[Extracted data entries]
(begin)
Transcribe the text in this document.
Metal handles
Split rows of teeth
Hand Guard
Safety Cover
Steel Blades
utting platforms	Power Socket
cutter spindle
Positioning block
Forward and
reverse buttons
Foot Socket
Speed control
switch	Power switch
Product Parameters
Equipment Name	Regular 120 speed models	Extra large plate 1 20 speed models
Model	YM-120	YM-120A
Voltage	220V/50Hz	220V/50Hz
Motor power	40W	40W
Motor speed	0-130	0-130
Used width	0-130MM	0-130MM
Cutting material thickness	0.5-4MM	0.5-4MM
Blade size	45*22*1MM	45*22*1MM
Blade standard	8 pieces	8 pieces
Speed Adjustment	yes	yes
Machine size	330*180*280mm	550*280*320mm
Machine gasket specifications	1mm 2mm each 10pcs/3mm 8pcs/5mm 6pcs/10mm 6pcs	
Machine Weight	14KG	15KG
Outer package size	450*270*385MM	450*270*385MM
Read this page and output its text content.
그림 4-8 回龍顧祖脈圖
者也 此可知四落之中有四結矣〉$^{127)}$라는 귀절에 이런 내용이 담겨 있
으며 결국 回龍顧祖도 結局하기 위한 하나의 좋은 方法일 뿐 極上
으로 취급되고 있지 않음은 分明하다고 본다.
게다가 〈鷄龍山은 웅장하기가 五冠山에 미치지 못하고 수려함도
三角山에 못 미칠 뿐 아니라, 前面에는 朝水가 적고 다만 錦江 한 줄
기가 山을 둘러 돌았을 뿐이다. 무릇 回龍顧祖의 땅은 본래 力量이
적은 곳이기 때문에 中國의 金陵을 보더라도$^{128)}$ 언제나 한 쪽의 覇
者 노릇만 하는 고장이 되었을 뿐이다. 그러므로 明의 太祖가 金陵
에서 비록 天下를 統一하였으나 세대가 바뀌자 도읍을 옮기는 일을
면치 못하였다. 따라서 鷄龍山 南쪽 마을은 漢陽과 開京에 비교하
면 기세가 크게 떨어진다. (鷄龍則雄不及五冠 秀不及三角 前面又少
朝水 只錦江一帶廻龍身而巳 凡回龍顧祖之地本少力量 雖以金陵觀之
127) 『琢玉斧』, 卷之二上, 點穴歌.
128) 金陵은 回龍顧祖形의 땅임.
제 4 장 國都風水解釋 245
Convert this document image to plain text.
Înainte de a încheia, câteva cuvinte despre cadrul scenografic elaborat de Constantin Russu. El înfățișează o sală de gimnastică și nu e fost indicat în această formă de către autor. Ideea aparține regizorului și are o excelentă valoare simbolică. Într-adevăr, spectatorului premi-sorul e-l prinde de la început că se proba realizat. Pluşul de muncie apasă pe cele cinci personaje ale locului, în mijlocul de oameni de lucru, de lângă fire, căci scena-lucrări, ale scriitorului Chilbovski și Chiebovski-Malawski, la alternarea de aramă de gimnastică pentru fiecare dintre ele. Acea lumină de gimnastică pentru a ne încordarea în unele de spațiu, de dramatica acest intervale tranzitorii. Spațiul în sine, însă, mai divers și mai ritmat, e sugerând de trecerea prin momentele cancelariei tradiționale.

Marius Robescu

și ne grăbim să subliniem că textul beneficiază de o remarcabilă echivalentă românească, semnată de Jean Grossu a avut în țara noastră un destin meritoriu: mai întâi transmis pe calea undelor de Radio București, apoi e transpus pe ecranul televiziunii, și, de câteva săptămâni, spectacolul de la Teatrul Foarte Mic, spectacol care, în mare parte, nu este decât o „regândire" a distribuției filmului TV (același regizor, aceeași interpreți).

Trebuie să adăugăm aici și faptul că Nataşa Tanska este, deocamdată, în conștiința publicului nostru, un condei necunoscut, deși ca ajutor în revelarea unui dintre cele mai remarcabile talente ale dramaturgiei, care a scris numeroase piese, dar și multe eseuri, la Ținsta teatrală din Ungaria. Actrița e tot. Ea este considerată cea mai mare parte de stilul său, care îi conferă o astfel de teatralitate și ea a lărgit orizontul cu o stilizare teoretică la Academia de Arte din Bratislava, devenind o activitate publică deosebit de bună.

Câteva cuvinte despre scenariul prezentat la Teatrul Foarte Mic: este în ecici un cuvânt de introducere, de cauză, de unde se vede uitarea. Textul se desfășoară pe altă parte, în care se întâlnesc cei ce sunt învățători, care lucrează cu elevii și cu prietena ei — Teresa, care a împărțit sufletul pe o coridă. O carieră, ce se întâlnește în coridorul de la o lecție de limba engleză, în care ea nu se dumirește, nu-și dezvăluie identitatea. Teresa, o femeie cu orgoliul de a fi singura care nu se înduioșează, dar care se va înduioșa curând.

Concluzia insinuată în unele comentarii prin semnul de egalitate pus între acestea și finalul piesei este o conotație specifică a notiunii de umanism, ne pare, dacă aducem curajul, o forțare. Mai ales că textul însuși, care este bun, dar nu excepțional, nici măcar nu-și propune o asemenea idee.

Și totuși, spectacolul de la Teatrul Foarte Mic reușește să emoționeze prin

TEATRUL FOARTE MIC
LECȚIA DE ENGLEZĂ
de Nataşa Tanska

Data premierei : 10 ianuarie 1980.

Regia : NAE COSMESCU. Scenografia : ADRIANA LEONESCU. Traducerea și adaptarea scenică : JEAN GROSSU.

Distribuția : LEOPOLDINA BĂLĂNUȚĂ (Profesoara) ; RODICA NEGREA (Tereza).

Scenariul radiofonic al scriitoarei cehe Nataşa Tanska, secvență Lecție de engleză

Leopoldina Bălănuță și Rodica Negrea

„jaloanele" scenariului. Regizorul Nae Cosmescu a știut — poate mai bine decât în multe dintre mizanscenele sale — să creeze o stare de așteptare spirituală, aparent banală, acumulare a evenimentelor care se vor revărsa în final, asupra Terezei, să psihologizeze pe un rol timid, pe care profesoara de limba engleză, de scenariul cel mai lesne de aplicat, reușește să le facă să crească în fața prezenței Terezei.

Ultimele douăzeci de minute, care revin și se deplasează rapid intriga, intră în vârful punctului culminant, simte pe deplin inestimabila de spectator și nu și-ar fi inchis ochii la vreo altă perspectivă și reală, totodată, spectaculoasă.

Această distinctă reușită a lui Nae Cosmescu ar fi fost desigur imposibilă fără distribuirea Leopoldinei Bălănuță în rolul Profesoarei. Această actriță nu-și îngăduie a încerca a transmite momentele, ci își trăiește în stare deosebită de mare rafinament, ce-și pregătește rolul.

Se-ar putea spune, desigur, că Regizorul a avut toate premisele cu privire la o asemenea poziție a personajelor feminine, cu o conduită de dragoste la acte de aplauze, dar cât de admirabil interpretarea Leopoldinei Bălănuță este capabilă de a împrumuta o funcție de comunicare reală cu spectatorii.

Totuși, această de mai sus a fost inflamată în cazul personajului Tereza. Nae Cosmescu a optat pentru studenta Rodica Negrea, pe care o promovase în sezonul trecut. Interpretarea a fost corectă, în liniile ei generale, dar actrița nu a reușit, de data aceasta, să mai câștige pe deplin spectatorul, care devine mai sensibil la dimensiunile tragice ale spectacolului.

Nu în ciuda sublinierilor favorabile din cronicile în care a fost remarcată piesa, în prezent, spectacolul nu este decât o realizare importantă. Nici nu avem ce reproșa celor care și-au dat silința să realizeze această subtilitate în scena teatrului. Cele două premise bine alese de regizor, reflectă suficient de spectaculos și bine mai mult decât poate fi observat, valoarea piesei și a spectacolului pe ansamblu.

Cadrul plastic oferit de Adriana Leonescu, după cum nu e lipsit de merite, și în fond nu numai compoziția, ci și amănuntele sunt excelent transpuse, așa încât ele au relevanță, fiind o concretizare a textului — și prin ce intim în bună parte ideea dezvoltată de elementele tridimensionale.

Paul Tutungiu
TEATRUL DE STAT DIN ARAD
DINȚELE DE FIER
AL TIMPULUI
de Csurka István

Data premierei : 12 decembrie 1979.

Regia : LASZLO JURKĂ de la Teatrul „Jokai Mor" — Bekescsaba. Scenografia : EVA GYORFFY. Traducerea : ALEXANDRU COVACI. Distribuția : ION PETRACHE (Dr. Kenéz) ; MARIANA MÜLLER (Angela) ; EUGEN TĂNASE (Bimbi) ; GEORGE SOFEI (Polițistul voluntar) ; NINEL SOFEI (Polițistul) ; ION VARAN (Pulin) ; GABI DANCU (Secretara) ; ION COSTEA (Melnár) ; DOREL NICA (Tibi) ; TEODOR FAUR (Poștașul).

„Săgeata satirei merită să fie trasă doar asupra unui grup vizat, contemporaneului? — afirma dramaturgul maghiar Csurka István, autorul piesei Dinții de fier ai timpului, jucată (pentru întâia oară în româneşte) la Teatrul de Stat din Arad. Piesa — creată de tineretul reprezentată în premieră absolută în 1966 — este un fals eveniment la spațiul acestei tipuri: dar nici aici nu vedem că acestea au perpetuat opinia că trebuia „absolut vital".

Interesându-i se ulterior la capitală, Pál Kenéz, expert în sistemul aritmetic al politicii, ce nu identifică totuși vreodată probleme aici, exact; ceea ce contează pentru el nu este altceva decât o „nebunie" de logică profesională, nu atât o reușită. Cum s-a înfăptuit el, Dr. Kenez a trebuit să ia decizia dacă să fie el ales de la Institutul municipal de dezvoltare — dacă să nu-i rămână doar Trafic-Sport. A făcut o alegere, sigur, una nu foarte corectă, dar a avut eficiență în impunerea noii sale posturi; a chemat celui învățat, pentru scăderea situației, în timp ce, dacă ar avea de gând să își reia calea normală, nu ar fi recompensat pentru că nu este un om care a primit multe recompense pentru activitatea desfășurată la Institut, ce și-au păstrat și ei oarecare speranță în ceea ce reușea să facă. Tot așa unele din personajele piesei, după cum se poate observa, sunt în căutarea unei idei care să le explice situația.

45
(end)
Say how many lines in the records hold the string "this", and say nothing else.

3